DIRECTIONS FOR THIS TASK =>
Collect each line of the entries that holds the string "ylabel".

(Part of a data file)
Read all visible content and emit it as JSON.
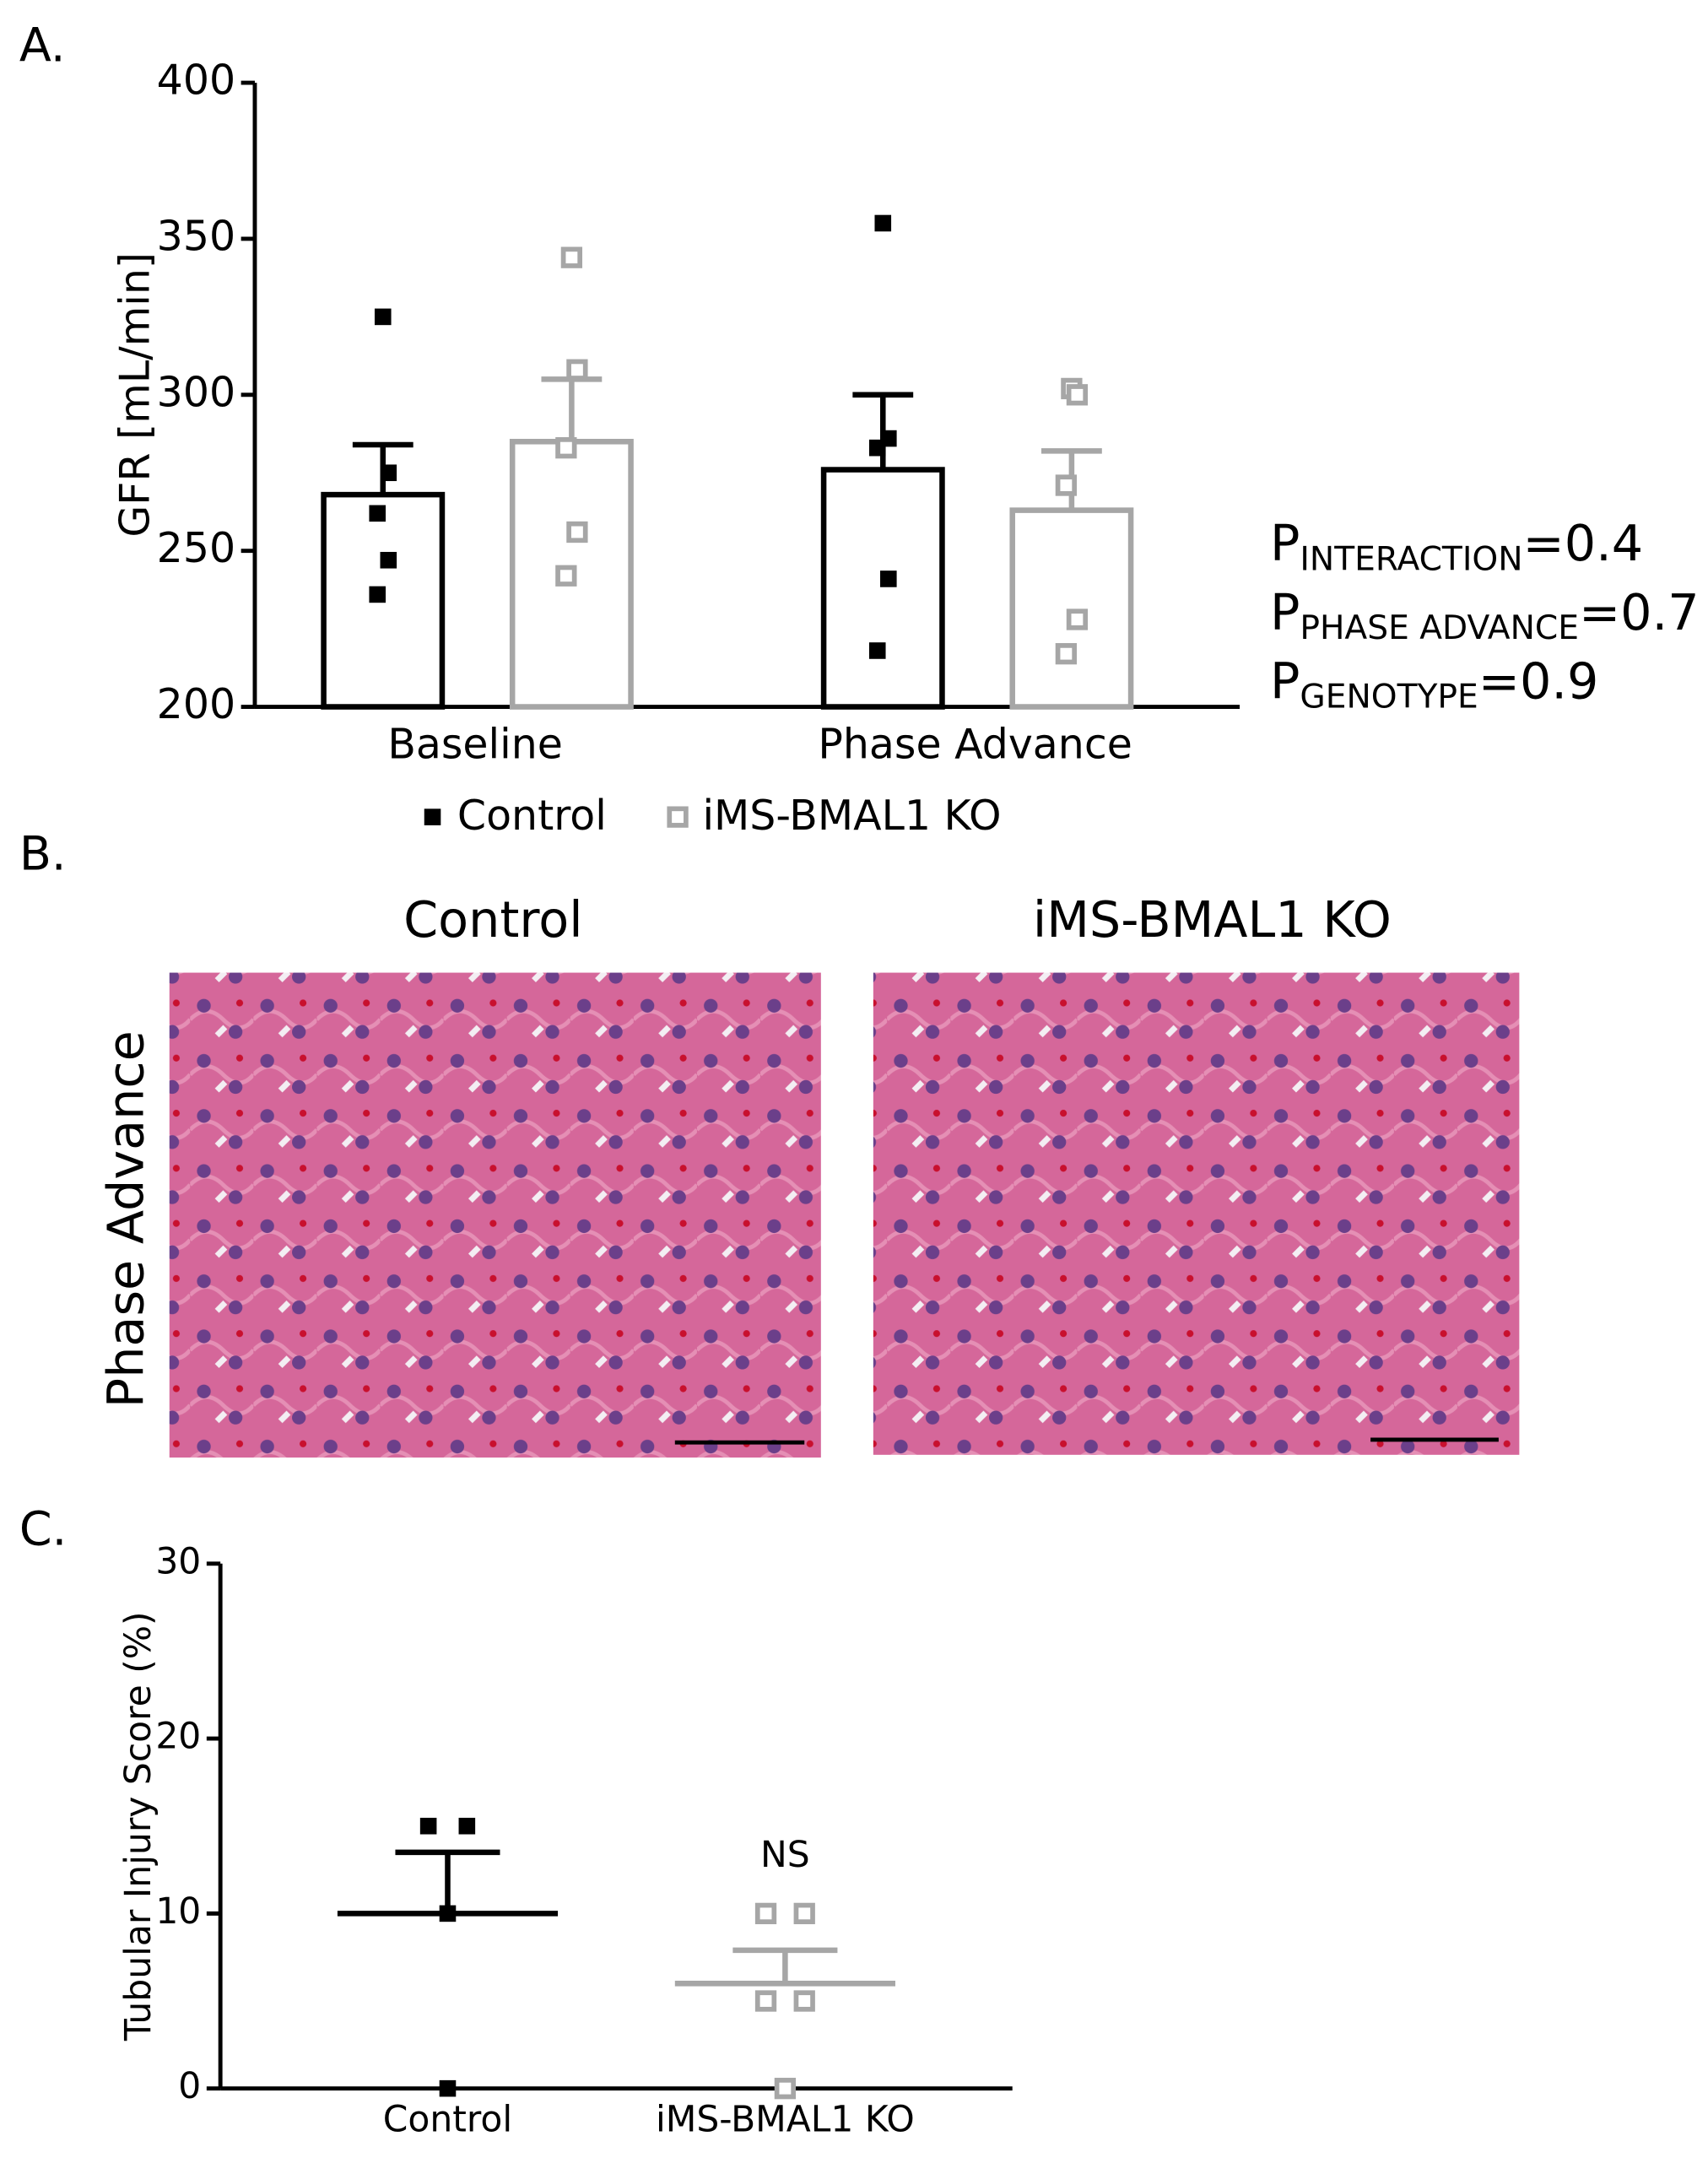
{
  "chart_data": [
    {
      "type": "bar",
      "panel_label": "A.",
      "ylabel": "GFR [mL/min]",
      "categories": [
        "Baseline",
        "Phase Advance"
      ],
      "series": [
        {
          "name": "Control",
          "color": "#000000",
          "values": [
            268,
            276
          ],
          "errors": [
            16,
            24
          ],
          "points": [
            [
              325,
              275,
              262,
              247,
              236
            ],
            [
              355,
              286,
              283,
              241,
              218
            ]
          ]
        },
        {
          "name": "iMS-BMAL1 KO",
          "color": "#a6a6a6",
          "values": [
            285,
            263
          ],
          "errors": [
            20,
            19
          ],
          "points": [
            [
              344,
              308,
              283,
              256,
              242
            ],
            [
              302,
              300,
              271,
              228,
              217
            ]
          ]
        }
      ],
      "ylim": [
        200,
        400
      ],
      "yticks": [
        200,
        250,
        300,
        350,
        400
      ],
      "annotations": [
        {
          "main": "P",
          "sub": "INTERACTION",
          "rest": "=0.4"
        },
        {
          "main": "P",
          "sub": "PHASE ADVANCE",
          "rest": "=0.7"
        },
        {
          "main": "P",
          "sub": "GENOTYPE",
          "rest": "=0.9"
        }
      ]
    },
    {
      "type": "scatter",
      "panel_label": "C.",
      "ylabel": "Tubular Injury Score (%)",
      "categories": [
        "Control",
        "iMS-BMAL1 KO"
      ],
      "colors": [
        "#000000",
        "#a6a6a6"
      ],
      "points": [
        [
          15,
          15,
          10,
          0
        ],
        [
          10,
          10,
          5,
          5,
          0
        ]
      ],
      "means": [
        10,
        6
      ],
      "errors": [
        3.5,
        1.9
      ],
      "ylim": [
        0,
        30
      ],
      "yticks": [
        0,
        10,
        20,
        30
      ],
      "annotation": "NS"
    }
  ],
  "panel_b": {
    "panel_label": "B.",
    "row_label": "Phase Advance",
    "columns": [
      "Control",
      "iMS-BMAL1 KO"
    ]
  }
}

---

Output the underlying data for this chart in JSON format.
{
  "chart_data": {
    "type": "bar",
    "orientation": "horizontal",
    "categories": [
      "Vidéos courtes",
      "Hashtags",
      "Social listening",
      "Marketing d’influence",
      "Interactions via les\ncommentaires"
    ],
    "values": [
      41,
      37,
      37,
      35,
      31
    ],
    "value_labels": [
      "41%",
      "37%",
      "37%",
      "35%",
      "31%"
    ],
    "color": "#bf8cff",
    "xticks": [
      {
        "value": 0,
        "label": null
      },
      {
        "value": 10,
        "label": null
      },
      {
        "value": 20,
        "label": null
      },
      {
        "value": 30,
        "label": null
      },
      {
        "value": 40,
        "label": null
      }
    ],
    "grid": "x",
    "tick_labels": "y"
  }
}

FINISHED TASK =>
      "ylabel": "GFR [mL/min]",
      "ylabel": "Tubular Injury Score (%)",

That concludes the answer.